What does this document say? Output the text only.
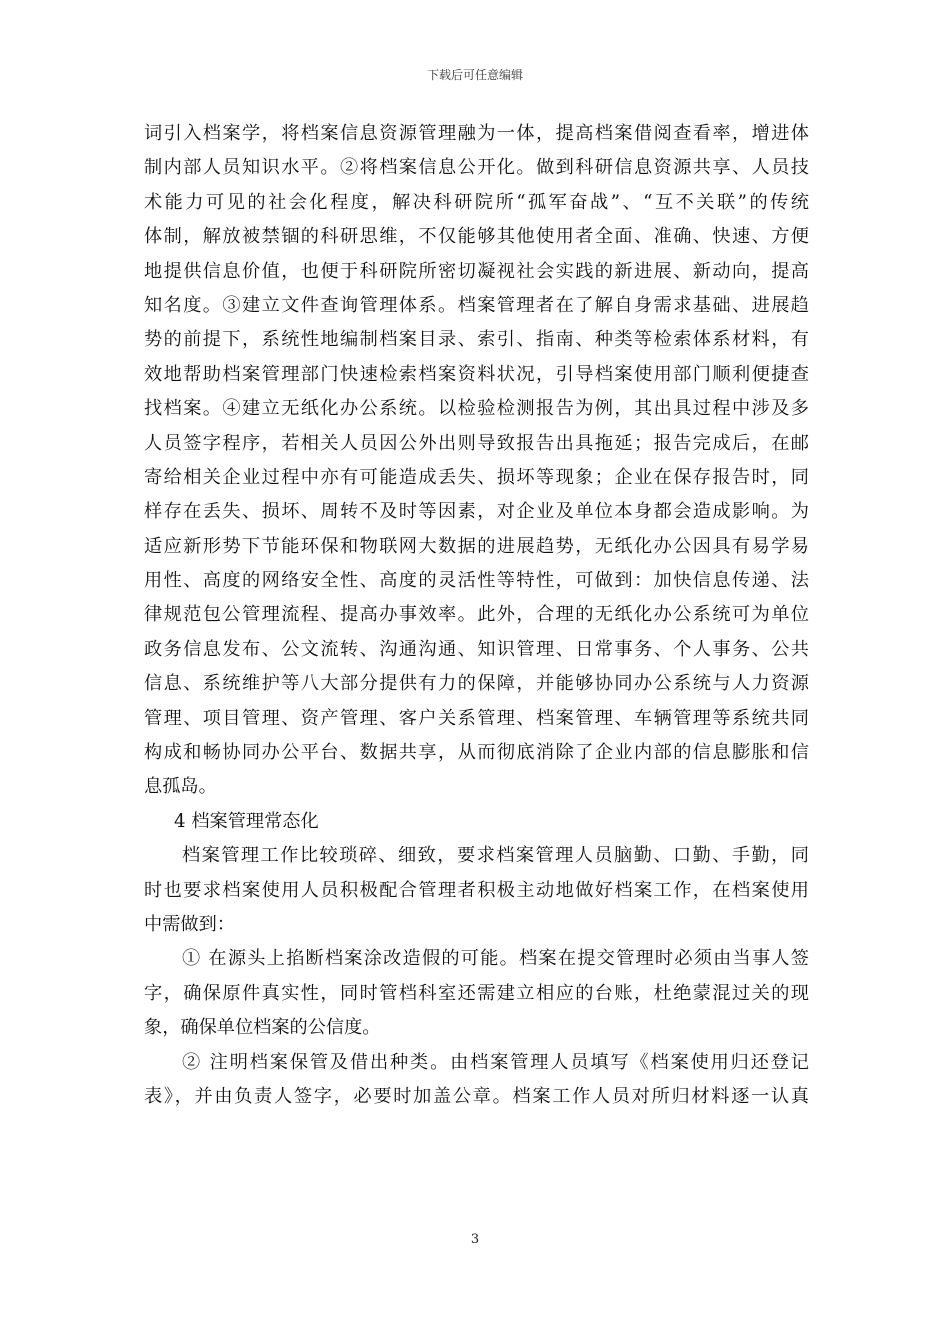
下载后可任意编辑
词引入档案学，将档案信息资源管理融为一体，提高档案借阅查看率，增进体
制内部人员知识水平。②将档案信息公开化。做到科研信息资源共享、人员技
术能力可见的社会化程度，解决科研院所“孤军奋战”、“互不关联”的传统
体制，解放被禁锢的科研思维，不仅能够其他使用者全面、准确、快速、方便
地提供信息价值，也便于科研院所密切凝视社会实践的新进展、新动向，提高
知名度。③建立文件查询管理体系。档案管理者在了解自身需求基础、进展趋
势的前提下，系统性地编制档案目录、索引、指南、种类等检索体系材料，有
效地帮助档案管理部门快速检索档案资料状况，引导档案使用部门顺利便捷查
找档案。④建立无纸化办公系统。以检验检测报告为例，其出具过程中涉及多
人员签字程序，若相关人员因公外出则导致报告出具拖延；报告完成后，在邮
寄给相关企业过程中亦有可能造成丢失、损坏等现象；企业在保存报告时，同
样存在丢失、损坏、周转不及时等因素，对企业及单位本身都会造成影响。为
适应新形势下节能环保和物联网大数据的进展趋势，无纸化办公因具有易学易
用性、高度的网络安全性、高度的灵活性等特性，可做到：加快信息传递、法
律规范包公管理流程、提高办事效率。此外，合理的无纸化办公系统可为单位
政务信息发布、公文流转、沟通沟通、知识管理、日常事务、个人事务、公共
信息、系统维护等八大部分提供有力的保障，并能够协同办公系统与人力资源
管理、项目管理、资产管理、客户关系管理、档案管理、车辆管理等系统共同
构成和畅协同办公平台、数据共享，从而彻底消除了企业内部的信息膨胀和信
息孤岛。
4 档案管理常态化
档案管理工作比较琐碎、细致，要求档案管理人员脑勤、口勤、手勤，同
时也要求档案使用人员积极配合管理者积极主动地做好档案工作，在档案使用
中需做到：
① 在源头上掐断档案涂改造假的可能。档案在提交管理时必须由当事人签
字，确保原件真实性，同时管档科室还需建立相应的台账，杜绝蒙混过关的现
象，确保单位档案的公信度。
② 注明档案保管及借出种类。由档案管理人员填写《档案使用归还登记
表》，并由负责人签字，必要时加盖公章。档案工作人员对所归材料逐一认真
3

* * *

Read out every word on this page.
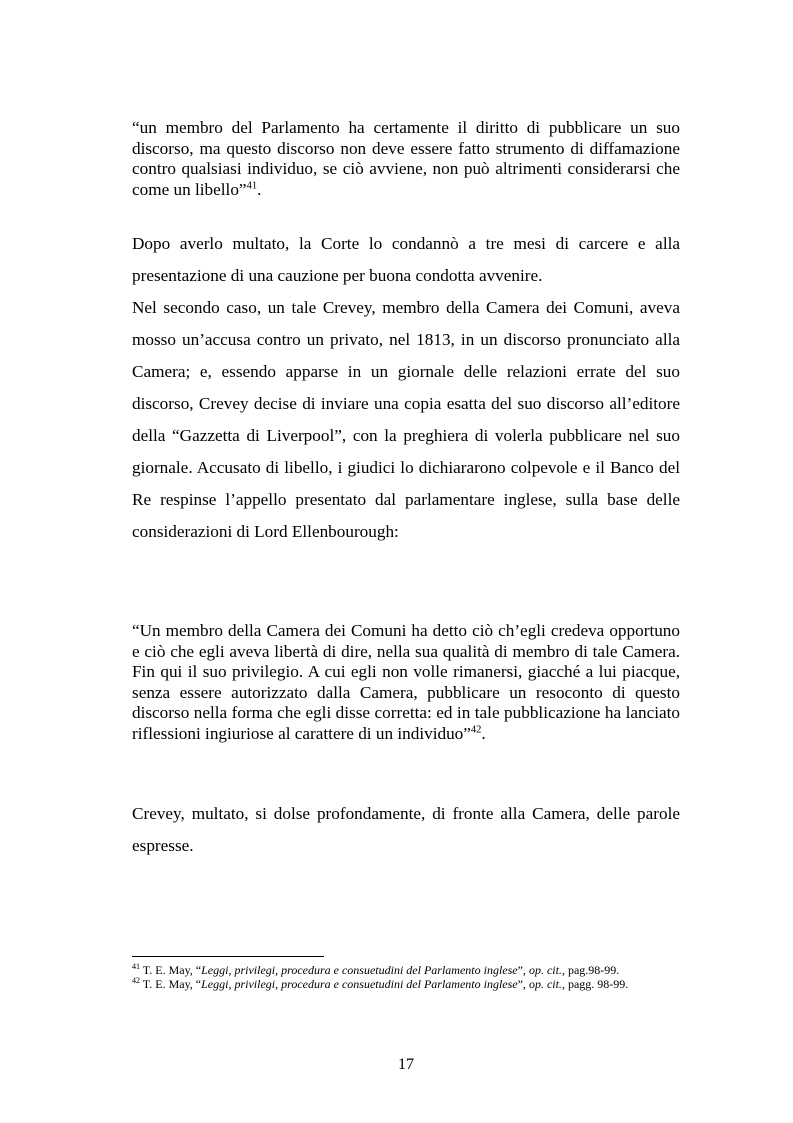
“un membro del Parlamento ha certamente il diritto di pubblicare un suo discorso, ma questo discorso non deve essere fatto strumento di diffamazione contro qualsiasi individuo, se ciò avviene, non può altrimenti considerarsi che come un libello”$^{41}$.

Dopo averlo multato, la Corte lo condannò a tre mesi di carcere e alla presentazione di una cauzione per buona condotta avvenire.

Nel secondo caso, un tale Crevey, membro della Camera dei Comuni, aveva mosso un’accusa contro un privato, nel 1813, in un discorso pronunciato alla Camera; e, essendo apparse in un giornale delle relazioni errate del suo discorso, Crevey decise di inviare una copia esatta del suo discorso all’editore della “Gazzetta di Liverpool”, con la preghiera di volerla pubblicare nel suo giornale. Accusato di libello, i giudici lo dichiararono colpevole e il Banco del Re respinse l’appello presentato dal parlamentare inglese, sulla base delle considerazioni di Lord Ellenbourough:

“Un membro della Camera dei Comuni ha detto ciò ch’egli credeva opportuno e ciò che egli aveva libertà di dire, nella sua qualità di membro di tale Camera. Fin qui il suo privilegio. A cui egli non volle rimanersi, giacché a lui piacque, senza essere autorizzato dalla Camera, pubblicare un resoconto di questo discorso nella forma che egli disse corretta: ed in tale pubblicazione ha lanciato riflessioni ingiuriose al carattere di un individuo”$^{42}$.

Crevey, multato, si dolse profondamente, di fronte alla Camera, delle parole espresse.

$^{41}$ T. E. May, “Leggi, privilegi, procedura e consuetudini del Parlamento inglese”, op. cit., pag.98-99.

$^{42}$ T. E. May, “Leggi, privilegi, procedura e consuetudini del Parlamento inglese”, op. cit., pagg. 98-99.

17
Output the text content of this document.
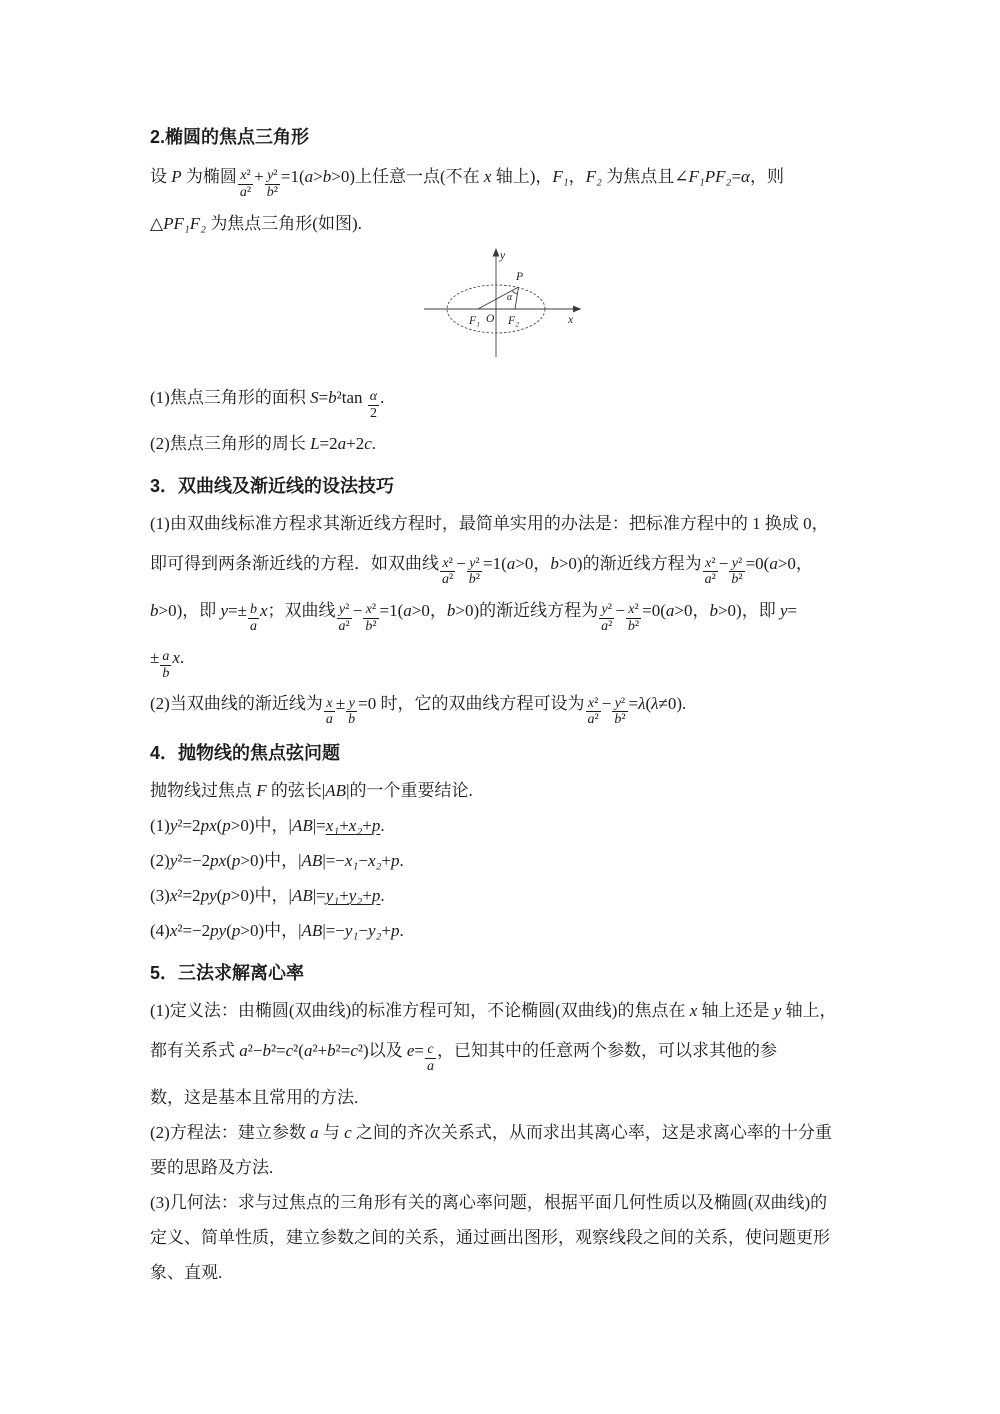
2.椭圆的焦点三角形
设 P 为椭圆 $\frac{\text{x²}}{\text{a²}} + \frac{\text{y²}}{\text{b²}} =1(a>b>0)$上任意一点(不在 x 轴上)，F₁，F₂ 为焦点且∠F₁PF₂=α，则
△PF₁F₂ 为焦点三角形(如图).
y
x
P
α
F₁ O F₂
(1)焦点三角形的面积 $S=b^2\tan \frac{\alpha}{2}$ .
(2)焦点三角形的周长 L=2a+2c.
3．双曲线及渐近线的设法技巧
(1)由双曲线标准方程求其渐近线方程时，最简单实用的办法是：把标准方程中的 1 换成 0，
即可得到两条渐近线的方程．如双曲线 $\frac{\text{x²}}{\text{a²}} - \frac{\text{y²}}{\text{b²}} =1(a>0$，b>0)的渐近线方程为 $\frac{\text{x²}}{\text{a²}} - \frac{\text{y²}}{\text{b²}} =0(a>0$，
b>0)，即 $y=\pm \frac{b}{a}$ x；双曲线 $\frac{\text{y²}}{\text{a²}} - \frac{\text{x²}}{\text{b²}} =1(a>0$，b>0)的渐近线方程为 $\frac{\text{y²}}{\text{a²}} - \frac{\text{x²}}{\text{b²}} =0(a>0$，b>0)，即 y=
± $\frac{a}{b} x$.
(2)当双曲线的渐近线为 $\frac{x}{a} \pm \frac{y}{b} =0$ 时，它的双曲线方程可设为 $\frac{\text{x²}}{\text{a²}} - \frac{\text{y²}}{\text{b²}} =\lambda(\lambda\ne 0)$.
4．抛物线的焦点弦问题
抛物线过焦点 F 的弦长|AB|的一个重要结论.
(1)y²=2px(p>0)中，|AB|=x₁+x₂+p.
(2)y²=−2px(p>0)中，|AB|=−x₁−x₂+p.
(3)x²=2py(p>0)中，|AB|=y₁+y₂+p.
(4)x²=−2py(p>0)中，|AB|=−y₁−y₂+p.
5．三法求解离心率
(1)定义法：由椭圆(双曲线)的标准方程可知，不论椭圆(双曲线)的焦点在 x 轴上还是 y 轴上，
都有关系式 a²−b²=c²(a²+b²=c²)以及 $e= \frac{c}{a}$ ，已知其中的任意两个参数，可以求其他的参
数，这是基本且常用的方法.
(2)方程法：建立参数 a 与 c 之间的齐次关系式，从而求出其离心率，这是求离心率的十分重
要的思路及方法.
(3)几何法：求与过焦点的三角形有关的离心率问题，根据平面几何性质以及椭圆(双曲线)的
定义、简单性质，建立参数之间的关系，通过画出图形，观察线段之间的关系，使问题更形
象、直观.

• Given instruction: Copy whichever lines in the listing above contain the word "inglese".

• Task result:
Nel secondo caso, un tale Crevey, membro della Camera dei Comuni, aveva mosso un’accusa contro un privato, nel 1813, in un discorso pronunciato alla Camera; e, essendo apparse in un giornale delle relazioni errate del suo discorso, Crevey decise di inviare una copia esatta del suo discorso all’editore della “Gazzetta di Liverpool”, con la preghiera di volerla pubblicare nel suo giornale. Accusato di libello, i giudici lo dichiararono colpevole e il Banco del Re respinse l’appello presentato dal parlamentare inglese, sulla base delle considerazioni di Lord Ellenbourough:
$^{41}$ T. E. May, “Leggi, privilegi, procedura e consuetudini del Parlamento inglese”, op. cit., pag.98-99.
$^{42}$ T. E. May, “Leggi, privilegi, procedura e consuetudini del Parlamento inglese”, op. cit., pagg. 98-99.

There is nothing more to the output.